ENTRIES SHOWN:
※ ※ ※

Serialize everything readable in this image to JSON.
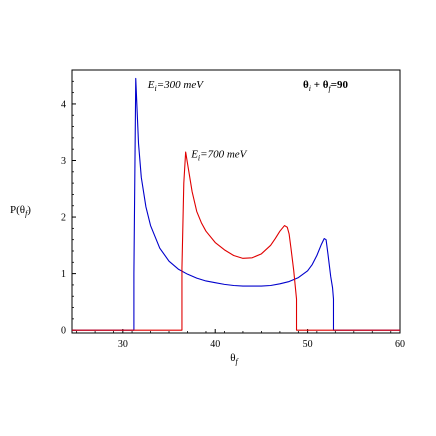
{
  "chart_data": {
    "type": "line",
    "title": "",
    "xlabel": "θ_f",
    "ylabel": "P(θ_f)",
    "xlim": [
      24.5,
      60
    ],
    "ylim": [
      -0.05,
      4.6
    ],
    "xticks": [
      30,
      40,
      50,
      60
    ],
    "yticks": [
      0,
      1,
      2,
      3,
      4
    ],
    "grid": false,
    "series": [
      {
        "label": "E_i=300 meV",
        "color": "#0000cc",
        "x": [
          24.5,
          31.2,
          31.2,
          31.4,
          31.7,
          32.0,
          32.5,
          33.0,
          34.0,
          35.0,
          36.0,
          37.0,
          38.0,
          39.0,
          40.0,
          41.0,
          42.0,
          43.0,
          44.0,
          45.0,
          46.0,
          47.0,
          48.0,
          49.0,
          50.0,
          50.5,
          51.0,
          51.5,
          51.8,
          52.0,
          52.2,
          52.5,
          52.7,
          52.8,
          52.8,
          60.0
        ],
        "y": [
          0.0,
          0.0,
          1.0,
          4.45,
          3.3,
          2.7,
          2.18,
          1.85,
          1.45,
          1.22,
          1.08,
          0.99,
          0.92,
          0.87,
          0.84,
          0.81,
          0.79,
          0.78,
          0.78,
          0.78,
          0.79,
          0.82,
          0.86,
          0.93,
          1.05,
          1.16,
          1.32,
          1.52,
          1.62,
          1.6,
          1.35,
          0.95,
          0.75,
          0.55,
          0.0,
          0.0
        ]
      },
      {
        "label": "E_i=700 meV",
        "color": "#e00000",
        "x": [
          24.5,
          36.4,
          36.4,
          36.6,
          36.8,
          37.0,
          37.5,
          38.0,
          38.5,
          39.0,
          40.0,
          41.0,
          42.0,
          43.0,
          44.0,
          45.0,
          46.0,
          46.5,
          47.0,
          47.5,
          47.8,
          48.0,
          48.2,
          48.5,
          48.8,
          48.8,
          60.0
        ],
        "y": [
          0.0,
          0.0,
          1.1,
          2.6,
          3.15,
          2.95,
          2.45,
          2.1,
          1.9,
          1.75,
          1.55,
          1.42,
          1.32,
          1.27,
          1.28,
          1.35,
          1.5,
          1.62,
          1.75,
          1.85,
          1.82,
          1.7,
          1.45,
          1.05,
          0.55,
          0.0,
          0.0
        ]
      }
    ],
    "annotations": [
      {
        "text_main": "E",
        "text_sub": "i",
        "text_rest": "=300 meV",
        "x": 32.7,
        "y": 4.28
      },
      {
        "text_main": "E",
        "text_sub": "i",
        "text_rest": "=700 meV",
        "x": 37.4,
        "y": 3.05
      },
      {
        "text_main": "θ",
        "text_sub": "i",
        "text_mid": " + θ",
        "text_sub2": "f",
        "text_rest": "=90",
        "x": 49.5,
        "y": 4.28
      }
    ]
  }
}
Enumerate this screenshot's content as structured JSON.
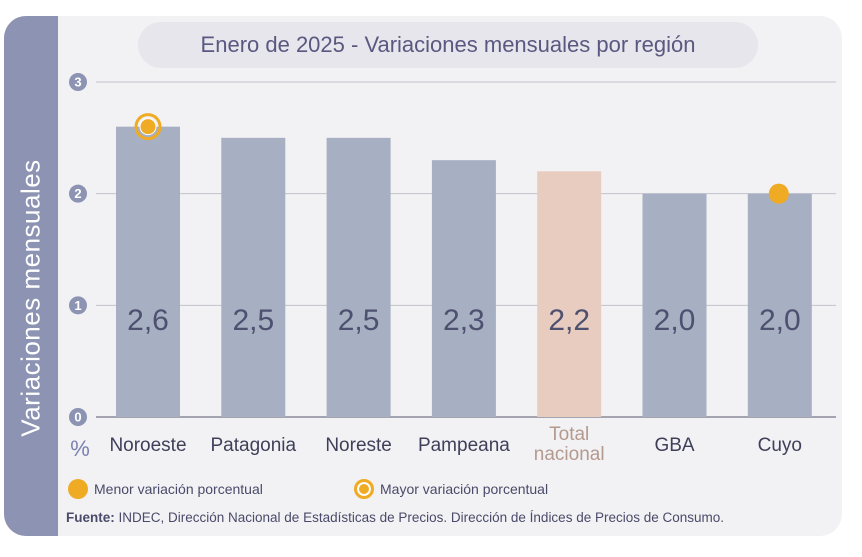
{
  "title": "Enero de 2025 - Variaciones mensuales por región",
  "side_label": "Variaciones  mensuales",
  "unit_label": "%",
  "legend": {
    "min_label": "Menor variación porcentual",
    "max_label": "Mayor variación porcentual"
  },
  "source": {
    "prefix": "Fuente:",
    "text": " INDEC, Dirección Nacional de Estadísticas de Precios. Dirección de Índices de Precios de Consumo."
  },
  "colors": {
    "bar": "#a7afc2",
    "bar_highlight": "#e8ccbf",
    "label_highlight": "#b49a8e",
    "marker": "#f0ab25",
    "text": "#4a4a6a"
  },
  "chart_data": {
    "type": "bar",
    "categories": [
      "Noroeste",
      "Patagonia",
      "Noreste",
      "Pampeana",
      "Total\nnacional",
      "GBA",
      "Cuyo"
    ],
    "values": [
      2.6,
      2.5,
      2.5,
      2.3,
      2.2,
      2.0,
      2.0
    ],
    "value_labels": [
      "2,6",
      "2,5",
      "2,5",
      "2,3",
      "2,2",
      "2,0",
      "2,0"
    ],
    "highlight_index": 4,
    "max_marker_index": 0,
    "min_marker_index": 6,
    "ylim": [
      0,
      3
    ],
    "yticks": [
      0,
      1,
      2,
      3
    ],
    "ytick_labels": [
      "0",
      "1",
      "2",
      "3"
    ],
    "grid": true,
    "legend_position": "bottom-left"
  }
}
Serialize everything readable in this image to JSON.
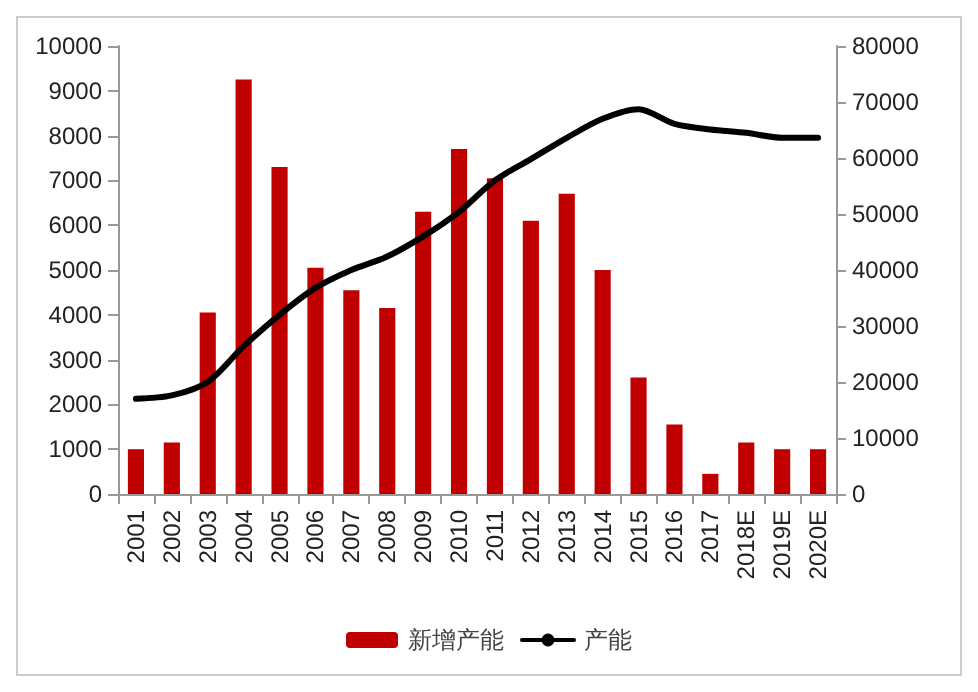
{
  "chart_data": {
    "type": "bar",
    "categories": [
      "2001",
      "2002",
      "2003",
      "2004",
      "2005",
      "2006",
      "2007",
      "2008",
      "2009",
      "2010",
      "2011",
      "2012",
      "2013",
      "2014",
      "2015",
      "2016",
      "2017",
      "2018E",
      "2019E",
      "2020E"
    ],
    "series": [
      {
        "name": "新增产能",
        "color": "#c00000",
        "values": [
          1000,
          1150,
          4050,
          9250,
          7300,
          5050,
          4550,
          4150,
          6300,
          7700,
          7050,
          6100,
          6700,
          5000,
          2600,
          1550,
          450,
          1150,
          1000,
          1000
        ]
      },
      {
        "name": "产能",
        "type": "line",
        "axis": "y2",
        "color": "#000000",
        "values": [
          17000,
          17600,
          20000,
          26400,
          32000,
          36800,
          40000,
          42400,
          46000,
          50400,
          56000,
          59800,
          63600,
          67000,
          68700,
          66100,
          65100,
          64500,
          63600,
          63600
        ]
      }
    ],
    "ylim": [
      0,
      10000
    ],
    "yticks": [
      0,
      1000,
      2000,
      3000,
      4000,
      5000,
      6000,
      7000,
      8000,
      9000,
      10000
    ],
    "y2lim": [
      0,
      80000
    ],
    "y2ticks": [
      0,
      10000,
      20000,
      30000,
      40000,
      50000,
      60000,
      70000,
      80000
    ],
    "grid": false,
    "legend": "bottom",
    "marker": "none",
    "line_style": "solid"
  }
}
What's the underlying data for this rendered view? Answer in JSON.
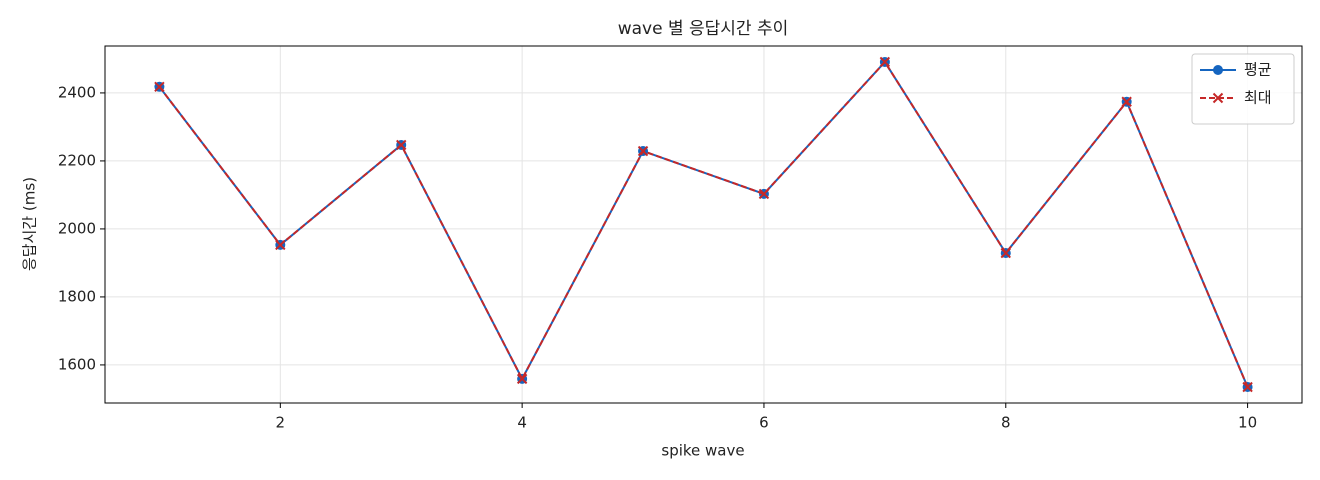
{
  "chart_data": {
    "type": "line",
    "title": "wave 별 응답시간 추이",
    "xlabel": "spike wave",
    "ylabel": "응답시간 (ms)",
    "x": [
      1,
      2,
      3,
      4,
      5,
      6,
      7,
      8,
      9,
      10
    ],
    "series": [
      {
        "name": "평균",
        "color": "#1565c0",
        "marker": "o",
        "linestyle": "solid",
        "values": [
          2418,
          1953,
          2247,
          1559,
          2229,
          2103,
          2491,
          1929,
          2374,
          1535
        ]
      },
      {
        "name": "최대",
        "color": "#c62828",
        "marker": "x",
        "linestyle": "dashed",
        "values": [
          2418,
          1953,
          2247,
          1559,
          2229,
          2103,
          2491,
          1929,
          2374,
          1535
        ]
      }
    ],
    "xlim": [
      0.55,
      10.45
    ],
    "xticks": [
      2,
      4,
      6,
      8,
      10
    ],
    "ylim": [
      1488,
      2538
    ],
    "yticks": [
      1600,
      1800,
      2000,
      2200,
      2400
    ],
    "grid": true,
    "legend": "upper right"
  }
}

※ ※ ※

SHORT TASK:
Count the lines in the records above that contain the word "title", and give only the number.

SOLUTION TO THIS EXERCISE:
3